Dataset records on visual material
----

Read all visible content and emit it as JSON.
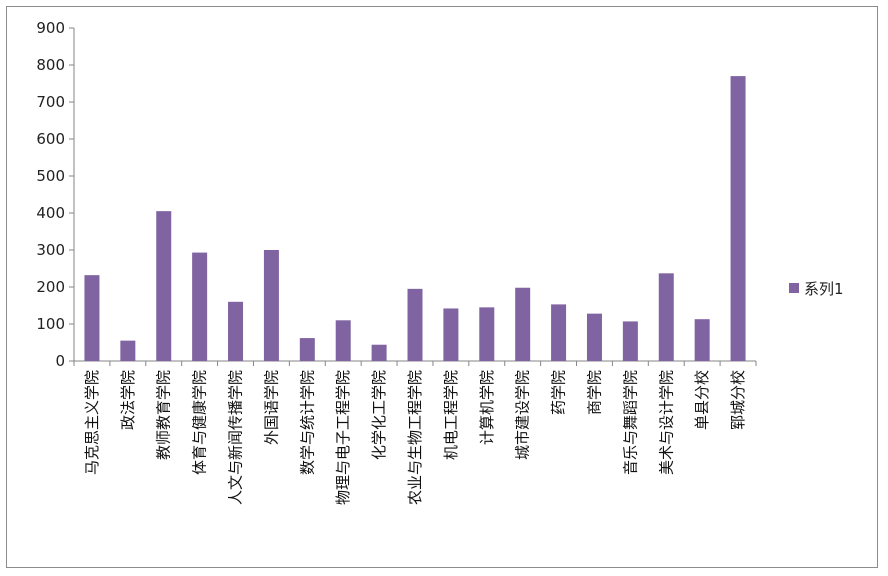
{
  "chart_data": {
    "type": "bar",
    "title": "",
    "xlabel": "",
    "ylabel": "",
    "ylim": [
      0,
      900
    ],
    "yticks": [
      0,
      100,
      200,
      300,
      400,
      500,
      600,
      700,
      800,
      900
    ],
    "grid": false,
    "legend_position": "right",
    "categories": [
      "马克思主义学院",
      "政法学院",
      "教师教育学院",
      "体育与健康学院",
      "人文与新闻传播学院",
      "外国语学院",
      "数学与统计学院",
      "物理与电子工程学院",
      "化学化工学院",
      "农业与生物工程学院",
      "机电工程学院",
      "计算机学院",
      "城市建设学院",
      "药学院",
      "商学院",
      "音乐与舞蹈学院",
      "美术与设计学院",
      "单县分校",
      "郓城分校"
    ],
    "series": [
      {
        "name": "系列1",
        "color": "#8064a2",
        "values": [
          232,
          55,
          405,
          293,
          160,
          300,
          62,
          110,
          44,
          195,
          142,
          145,
          198,
          153,
          128,
          107,
          237,
          113,
          770
        ]
      }
    ]
  }
}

----

- WHAT THE TASK ASKS
Copy out all of the material exactly as written, without its pictures.

- EXPECTED ANSWER
Read all visible content and emit it as JSON.
{
  "chart_data": {
    "type": "bar",
    "title": "",
    "xlabel": "",
    "ylabel": "",
    "ylim": [
      0,
      900
    ],
    "yticks": [
      0,
      100,
      200,
      300,
      400,
      500,
      600,
      700,
      800,
      900
    ],
    "grid": false,
    "legend_position": "right",
    "categories": [
      "马克思主义学院",
      "政法学院",
      "教师教育学院",
      "体育与健康学院",
      "人文与新闻传播学院",
      "外国语学院",
      "数学与统计学院",
      "物理与电子工程学院",
      "化学化工学院",
      "农业与生物工程学院",
      "机电工程学院",
      "计算机学院",
      "城市建设学院",
      "药学院",
      "商学院",
      "音乐与舞蹈学院",
      "美术与设计学院",
      "单县分校",
      "郓城分校"
    ],
    "series": [
      {
        "name": "系列1",
        "color": "#8064a2",
        "values": [
          232,
          55,
          405,
          293,
          160,
          300,
          62,
          110,
          44,
          195,
          142,
          145,
          198,
          153,
          128,
          107,
          237,
          113,
          770
        ]
      }
    ]
  }
}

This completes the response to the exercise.